Wednesday, April 9, 2014

NLRC sheriff reinstates ousted Ecija university prexy in tense return

CABANATUAN CITY, Nueva Ecija–The National Labor Relations Commission yesterday officially reinstated a university president who was  unceremoniously ousted from his post two years ago in a tension-filled return marked by a confrontation between the lady sheriff and school officials.

          Prof. Manuel Palomo Sr. was accompanied by NLRC Region 3 Sheriff Aida Gervacio who served at 10 am the writ of execution of the 28-page March 11 decision issued by regional labor arbiter Mariano Bactin which ruled that Palomo Sr.’s dismissal as Wesleyan University president was illegal and unjustified. With him was his son and namesake Manuel who was also ordered reinstated as chief administrative officer by the NLRB.

          Palomo was ousted last March 11,2012 in a resolution of the WUP’s board of trustees (BOT). It was affirmed on the same day by the United Methodist Church’s College of Bishops (COB) which selects the university  president as well as the members of the BOT.

          In ordering Palomo Sr. reinstated, the NLRC  also ordered the BOT and the COB to indemnify him P8.544 million in backwages; actual, moral and exemplary damages and attorney’s fees. Palomo was represented in the labor suit by lawyer Valentino F.P. Alberto. 

          The serving of the writ was marred by tension when Gervacio confronted the security officers and university officials manning the gate when they barred the Palomo father-and-son and Gervacio from entering the university compound allegedly on instructions from the school’s officer-in-charge Pacifico |Aniag.

          Gervacio was likewise denied entry inside the gate by security officer Julio Minor, prompting her to remark : “Why don’t you allow us to go in? The Wesleyan is not treating its visitors well,” she said.       She warned that the security officers run the risk of being cited for contempt.

          The two Palomos stayed inside their vehicle while Gervacio was confronting the university officials. They left without alighting from their car.

          Gervacio was met outside the school’s premises by Ma. Niña Regala, Aniag’s secretary and general services officer Crisaldo Vicencio. Regala received the copy of the writ and signed it under the acacia tree amid the scorching heat in the presence of the media, security guards of the school and two lawmen who stood guard outside with a patrol car on standby. 

          A brief commotion ensued when other vehicles were also barred from entering the school premises. A mother asked the guard on duty if she could be permitted to go in as she was to have her child enrolled.

          Aniag was not around when the writ was served. He has not been returning calls nor answering text messages on his mobile phone.

          His executive assistant Reynaldo Samonte said he was on a four-day meeting in his hometown in Bulacan and will return on Friday.       Samonte said they won’t allow Palomo to go inside the school since they have secured an injunction preventing him from entering the school compound.

          Gervacio said with the serving of the writ, Palomo  Sr. is now considered officially reinstated even if he has not set foot inside the university even with the injunction which, she said, is not permanent. She said his reinstatement is effective March 11 when the decision was made.

# Request 1:
In the news report on the university president's reinstatement, what reason does Samonte give for not letting Palomo inside the school?
# Request 2:
Please decide whether each statement agrees with the news report, answering yes or no and quoting the deciding words: (a) Palomo's ouster came through a resolution of the board of trustees. (b) Aniag was present when the writ was served. (c) The two Palomos got out of their car during the confrontation at the gate.

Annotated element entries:
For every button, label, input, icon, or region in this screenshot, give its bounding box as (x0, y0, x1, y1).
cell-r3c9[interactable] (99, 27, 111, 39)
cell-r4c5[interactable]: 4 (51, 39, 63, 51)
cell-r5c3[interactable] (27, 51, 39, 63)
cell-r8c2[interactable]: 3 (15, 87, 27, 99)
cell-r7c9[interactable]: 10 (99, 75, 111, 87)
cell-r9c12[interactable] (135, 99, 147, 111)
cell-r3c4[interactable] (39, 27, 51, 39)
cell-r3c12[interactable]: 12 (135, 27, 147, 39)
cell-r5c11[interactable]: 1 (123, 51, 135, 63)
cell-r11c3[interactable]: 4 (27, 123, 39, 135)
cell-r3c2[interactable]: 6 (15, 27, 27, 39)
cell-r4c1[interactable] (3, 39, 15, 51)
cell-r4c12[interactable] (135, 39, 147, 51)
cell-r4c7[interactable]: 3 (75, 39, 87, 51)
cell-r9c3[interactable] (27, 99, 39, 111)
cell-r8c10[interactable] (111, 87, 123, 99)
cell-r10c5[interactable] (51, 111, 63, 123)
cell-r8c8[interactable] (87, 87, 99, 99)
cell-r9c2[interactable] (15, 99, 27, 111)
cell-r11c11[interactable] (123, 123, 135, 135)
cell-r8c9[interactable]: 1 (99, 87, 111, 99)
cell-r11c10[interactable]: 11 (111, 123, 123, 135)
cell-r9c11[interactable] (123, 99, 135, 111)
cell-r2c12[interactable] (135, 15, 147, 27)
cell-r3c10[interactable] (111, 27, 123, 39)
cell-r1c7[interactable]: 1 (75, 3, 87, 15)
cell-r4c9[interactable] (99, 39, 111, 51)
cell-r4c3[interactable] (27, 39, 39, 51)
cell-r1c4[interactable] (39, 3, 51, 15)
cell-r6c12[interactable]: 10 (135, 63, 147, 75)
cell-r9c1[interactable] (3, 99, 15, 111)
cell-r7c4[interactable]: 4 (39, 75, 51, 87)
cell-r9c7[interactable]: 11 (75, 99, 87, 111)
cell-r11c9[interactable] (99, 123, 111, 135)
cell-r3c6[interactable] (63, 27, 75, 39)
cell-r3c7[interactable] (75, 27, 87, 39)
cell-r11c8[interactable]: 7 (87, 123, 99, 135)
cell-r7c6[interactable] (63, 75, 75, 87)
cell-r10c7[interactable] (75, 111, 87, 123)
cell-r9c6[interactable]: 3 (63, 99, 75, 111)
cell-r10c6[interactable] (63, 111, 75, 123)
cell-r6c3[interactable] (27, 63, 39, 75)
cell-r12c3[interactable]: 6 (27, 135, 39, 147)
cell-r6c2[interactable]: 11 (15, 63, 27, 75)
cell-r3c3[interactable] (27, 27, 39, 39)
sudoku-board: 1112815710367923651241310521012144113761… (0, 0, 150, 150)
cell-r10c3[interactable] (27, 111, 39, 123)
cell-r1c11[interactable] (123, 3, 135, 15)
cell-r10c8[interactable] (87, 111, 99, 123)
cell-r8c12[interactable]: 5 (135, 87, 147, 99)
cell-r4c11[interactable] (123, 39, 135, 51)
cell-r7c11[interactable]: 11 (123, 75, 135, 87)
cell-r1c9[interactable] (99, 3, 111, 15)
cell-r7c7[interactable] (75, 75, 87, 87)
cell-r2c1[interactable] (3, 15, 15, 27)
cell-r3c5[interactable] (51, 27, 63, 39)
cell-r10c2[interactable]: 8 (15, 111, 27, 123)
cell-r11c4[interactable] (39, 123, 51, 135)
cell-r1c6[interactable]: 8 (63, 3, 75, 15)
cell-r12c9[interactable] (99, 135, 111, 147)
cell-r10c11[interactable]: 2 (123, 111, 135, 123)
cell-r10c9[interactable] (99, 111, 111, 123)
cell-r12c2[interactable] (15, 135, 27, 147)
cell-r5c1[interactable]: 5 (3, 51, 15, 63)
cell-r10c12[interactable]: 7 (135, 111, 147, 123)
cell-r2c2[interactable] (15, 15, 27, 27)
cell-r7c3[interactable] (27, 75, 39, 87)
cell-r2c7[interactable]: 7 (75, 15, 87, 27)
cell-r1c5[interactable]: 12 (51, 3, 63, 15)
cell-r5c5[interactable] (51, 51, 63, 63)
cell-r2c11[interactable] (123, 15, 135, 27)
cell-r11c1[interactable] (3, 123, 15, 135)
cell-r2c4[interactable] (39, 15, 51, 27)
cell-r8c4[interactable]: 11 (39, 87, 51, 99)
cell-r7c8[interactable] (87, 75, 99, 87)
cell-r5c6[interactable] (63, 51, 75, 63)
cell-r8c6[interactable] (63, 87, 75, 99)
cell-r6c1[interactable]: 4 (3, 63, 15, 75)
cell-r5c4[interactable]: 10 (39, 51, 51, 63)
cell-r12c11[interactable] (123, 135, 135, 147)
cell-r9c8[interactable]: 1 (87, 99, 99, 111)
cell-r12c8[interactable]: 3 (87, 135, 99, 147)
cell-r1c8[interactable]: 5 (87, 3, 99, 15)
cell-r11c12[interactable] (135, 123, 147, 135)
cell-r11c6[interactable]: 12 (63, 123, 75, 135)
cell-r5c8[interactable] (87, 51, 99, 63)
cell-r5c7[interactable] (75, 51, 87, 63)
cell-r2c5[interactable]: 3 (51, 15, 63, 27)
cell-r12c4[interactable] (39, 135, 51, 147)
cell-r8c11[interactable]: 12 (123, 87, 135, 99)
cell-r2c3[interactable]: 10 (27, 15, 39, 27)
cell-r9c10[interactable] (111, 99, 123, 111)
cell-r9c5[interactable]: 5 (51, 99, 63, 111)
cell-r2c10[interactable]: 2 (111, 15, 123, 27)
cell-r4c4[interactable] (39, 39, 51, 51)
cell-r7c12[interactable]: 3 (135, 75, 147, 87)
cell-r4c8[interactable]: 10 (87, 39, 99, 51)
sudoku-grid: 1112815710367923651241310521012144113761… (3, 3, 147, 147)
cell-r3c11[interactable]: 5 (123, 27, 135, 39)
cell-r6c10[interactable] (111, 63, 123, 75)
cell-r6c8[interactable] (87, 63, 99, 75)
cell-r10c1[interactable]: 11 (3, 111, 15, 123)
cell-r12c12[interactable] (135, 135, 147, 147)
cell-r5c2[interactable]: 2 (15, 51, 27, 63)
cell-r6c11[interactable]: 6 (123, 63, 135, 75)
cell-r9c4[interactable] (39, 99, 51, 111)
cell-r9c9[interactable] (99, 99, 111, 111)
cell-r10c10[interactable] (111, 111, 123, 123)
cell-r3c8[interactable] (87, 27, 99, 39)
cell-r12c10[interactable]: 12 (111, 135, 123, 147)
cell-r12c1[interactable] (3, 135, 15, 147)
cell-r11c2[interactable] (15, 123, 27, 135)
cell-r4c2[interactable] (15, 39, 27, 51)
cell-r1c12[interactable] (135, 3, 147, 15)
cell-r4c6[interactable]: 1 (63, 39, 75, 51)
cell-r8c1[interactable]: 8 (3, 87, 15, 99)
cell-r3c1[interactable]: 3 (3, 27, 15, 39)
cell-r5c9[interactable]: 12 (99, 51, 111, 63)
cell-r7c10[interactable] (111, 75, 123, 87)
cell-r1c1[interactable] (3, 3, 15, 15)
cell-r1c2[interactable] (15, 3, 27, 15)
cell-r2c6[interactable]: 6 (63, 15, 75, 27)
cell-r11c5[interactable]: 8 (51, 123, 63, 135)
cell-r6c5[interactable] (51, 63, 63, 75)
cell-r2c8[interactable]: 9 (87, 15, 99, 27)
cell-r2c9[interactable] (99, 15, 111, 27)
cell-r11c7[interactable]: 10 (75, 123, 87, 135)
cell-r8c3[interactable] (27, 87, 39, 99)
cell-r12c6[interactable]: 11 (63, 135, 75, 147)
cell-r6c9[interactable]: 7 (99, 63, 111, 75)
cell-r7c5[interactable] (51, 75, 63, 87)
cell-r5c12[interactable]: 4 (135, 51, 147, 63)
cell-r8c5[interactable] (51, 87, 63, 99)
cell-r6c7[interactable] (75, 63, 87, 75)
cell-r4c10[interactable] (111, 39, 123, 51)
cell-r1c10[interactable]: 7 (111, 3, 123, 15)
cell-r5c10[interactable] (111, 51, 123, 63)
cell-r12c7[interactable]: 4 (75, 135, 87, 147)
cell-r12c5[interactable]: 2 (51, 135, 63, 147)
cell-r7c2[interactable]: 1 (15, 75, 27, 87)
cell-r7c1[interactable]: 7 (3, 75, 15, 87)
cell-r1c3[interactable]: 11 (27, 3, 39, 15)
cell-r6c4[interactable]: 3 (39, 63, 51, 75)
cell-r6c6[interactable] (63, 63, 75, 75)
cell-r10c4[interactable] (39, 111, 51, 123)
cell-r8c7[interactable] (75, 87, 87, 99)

# Output 1:
Samonte said they would not let Palomo go inside because they had secured an injunction that prevents him from entering the school compound.

# Output 2:
(a) Yes: "in a resolution of the WUP’s board of trustees (BOT)"
(b) No: "Aniag was not around when the writ was served."
(c) No: "They left without alighting from their car."